SUPPLIED RECORDS:
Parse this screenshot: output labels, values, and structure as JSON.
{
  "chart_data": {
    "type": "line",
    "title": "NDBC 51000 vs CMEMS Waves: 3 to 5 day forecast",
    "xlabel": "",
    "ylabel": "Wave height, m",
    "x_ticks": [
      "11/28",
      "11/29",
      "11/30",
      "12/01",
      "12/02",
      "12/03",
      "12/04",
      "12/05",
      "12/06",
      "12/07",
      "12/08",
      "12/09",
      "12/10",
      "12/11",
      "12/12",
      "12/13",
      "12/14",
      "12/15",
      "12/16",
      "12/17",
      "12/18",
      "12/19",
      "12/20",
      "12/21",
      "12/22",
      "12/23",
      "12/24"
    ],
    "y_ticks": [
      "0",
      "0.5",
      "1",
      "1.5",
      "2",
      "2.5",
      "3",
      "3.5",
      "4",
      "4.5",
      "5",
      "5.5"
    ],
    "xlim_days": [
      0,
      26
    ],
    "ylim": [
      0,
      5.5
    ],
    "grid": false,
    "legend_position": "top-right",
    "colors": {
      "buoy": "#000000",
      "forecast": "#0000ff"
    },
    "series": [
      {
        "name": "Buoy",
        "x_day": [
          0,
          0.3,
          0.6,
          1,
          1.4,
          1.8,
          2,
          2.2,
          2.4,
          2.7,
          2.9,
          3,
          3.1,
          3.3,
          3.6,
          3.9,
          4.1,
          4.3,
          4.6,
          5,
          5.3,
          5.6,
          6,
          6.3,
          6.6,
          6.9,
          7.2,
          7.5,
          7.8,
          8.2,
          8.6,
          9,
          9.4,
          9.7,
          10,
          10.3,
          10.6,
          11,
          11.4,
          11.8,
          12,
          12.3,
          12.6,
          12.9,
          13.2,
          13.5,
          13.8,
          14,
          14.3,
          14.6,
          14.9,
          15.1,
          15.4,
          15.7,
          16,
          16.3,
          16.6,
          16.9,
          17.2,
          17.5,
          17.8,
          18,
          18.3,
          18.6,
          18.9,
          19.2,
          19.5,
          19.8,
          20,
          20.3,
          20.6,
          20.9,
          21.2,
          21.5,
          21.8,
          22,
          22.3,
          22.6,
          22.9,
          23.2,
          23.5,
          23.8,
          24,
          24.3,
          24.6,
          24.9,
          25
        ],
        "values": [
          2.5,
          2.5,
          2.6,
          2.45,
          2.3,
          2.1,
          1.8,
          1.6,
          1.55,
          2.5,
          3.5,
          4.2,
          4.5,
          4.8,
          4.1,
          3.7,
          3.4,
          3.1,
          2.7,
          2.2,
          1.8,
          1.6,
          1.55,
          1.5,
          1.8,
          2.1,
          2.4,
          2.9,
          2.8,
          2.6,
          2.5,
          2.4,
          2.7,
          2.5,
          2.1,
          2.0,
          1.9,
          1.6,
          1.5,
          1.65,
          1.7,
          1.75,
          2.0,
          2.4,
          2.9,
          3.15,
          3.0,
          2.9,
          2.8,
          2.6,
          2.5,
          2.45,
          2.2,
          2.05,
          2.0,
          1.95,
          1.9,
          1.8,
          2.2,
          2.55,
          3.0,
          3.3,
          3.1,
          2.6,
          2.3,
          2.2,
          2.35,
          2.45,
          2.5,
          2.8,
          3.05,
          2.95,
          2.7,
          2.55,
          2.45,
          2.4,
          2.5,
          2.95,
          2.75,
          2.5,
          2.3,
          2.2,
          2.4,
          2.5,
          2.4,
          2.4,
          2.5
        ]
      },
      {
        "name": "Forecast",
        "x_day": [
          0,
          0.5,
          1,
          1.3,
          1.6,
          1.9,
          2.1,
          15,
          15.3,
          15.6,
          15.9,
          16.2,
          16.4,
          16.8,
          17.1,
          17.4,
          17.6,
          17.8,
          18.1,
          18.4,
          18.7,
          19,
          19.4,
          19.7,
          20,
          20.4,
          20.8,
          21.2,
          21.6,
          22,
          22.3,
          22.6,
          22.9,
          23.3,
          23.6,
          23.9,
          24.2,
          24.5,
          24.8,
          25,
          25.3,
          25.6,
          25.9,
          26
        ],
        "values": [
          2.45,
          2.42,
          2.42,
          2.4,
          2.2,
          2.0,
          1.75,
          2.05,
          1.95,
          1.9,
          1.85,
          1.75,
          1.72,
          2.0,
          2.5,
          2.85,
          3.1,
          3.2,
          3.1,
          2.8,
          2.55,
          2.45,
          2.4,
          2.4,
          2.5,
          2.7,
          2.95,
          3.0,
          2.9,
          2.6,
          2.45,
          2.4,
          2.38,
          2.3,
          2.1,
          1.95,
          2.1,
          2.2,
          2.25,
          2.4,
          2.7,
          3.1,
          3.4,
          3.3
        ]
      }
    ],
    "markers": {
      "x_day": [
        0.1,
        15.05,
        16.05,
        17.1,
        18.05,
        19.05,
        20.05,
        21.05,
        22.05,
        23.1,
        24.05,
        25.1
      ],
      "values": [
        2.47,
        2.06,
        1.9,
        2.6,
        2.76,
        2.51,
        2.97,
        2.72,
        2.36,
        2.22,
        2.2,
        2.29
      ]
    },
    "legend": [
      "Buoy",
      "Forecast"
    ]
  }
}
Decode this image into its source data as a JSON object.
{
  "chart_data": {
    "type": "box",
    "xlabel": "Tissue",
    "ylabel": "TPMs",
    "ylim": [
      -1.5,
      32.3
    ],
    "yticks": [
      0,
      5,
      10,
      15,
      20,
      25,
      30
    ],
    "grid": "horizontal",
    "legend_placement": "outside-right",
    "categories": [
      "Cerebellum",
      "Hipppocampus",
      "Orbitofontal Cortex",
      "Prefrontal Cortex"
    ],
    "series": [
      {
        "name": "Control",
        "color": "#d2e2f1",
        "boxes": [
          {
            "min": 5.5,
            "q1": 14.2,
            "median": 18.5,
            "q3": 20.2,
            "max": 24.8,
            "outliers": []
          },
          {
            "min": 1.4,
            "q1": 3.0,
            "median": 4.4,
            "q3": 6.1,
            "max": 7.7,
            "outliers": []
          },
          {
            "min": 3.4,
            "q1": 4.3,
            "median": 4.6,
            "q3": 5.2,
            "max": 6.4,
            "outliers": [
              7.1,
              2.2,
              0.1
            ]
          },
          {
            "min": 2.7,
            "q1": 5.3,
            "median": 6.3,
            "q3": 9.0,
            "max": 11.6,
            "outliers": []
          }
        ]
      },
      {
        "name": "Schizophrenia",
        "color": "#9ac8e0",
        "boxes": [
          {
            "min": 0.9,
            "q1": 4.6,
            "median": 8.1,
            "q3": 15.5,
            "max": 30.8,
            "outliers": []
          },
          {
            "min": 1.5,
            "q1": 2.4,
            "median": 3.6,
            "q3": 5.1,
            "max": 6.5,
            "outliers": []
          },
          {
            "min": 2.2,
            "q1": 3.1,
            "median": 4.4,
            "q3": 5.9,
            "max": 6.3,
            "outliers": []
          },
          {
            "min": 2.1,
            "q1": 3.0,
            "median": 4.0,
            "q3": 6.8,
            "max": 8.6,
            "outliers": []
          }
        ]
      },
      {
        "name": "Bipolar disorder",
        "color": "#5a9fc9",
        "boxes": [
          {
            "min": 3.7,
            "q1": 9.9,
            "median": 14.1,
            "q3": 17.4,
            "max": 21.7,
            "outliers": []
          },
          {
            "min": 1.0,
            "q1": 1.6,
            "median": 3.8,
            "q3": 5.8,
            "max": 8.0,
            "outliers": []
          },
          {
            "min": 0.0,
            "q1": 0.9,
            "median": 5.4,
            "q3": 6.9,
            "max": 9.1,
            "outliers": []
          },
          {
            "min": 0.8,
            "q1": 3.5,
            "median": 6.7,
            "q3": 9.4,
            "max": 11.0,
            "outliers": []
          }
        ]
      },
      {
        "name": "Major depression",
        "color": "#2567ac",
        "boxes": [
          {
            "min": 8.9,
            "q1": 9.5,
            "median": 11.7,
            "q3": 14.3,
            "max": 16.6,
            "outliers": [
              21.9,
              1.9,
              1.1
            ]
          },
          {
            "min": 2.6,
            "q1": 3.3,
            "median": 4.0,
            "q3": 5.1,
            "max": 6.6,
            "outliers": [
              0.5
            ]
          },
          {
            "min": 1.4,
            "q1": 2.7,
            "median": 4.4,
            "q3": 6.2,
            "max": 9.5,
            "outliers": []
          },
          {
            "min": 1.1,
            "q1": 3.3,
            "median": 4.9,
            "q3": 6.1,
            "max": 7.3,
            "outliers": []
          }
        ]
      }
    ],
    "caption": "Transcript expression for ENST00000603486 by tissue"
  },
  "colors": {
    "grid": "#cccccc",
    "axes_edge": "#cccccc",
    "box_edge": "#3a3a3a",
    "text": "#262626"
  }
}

WHAT YOU SHOULD DO:
Check each line of the records for "grid" and copy the ones that contain it.

OUTPUT FOR THIS TASK:
    "grid": false,
    "grid": "horizontal",
    "grid": "#cccccc",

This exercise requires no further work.